Data section:

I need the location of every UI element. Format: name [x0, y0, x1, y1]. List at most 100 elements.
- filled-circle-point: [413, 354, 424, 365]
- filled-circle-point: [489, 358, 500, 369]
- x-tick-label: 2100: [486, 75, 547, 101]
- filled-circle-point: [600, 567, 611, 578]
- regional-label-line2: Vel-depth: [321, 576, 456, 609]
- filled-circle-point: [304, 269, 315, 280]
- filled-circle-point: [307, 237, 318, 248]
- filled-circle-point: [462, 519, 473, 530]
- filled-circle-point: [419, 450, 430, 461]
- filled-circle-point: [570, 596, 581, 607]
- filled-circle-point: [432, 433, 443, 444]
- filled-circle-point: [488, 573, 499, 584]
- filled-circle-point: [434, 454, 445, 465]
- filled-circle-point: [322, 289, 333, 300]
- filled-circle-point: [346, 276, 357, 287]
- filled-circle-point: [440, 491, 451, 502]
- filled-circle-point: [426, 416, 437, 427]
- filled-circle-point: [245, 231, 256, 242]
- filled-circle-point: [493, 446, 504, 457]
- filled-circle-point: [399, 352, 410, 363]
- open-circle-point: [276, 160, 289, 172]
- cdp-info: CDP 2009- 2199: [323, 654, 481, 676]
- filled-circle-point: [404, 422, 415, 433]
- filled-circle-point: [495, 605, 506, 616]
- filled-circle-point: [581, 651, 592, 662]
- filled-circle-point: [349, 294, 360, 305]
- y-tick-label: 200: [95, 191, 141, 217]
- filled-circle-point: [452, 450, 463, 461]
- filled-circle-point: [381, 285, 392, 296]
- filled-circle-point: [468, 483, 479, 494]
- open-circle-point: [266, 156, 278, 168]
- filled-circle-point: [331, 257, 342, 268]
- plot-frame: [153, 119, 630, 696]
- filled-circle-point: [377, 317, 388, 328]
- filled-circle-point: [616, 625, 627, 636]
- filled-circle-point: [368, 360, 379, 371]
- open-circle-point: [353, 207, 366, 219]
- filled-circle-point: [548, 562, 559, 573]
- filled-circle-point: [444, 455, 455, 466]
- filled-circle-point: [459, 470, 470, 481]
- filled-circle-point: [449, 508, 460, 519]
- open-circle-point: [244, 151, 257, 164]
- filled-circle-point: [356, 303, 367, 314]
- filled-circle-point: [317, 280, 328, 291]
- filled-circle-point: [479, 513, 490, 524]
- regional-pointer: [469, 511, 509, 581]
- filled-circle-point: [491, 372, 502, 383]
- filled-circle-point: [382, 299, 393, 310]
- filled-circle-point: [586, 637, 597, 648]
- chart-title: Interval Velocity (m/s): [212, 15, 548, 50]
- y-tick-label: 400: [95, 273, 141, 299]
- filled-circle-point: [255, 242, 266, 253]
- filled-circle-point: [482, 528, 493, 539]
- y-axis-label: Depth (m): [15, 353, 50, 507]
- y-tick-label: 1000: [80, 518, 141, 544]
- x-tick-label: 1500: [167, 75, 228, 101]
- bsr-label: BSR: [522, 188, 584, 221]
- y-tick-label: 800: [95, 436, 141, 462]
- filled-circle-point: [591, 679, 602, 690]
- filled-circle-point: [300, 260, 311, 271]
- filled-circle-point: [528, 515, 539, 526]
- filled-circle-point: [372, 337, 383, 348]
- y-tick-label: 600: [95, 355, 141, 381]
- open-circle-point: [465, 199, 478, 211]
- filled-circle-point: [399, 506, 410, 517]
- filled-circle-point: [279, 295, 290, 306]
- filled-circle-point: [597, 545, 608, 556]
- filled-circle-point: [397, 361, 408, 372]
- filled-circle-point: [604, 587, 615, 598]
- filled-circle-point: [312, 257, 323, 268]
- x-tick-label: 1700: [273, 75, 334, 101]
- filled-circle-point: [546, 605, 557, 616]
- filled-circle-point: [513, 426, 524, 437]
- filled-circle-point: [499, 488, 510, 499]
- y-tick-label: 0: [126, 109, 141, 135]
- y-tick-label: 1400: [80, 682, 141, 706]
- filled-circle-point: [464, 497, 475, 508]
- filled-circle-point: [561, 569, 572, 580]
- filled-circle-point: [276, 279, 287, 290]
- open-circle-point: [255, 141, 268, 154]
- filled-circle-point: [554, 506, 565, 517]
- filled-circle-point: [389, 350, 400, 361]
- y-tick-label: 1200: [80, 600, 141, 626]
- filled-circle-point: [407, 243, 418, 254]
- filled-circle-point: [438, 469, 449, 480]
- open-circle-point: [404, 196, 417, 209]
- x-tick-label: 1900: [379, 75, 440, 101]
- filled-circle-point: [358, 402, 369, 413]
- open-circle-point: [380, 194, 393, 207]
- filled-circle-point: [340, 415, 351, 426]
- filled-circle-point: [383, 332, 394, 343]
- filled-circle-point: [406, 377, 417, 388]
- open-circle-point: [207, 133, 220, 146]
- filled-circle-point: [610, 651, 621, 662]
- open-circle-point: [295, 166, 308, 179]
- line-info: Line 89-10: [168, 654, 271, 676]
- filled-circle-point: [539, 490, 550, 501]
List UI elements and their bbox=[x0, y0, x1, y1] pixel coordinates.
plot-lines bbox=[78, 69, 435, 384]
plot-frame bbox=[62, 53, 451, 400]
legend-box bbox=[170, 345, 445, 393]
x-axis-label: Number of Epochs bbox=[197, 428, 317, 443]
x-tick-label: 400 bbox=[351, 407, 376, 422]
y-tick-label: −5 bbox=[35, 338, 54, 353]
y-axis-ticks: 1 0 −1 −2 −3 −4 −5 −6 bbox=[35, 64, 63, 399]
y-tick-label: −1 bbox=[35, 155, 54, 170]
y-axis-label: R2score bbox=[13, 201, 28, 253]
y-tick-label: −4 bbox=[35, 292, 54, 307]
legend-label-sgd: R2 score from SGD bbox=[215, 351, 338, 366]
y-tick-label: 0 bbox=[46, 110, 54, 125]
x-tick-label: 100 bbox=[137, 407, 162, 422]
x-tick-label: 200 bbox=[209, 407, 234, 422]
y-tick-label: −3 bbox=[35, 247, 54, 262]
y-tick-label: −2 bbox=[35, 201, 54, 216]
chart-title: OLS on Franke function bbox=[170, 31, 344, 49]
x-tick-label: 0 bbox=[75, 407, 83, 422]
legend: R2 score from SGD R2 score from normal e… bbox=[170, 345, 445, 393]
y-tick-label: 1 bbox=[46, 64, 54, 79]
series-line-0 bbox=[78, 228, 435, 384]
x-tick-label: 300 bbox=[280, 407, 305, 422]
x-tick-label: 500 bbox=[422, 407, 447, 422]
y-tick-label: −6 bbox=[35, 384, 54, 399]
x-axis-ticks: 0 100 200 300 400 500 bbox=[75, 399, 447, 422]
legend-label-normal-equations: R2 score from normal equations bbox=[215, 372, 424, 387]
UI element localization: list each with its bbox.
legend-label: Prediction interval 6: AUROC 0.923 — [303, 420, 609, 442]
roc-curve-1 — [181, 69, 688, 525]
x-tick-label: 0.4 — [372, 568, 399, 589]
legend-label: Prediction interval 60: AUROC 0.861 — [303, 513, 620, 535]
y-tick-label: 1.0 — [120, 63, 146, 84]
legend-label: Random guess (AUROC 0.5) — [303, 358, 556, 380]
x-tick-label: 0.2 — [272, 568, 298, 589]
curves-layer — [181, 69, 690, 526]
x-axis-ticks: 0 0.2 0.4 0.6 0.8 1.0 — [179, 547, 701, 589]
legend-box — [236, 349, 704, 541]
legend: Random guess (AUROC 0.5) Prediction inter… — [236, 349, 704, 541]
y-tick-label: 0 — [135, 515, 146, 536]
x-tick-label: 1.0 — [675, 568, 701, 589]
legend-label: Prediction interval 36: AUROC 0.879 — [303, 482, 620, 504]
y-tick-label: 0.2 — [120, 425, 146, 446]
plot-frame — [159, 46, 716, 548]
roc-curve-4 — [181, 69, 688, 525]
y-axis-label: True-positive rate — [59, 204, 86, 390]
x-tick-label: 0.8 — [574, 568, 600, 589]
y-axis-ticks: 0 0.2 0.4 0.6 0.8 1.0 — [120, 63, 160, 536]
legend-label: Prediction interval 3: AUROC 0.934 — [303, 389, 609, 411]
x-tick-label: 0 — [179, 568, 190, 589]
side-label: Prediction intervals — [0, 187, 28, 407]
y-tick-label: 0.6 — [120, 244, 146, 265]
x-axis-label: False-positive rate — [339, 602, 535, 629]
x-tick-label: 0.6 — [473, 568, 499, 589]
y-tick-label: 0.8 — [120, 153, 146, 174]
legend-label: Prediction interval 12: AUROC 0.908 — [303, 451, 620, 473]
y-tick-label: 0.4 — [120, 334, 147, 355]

Request: Please return everything in the material from its first line down to the line containing "- filled-circle-point: [493, 446, 504, 457]", both ends included, with each line copied character for character.

Exercise result:
I need the location of every UI element. Format: name [x0, y0, x1, y1]. List at most 100 elements.
- filled-circle-point: [413, 354, 424, 365]
- filled-circle-point: [489, 358, 500, 369]
- x-tick-label: 2100: [486, 75, 547, 101]
- filled-circle-point: [600, 567, 611, 578]
- regional-label-line2: Vel-depth: [321, 576, 456, 609]
- filled-circle-point: [304, 269, 315, 280]
- filled-circle-point: [307, 237, 318, 248]
- filled-circle-point: [462, 519, 473, 530]
- filled-circle-point: [419, 450, 430, 461]
- filled-circle-point: [570, 596, 581, 607]
- filled-circle-point: [432, 433, 443, 444]
- filled-circle-point: [488, 573, 499, 584]
- filled-circle-point: [434, 454, 445, 465]
- filled-circle-point: [322, 289, 333, 300]
- filled-circle-point: [346, 276, 357, 287]
- filled-circle-point: [440, 491, 451, 502]
- filled-circle-point: [426, 416, 437, 427]
- filled-circle-point: [245, 231, 256, 242]
- filled-circle-point: [493, 446, 504, 457]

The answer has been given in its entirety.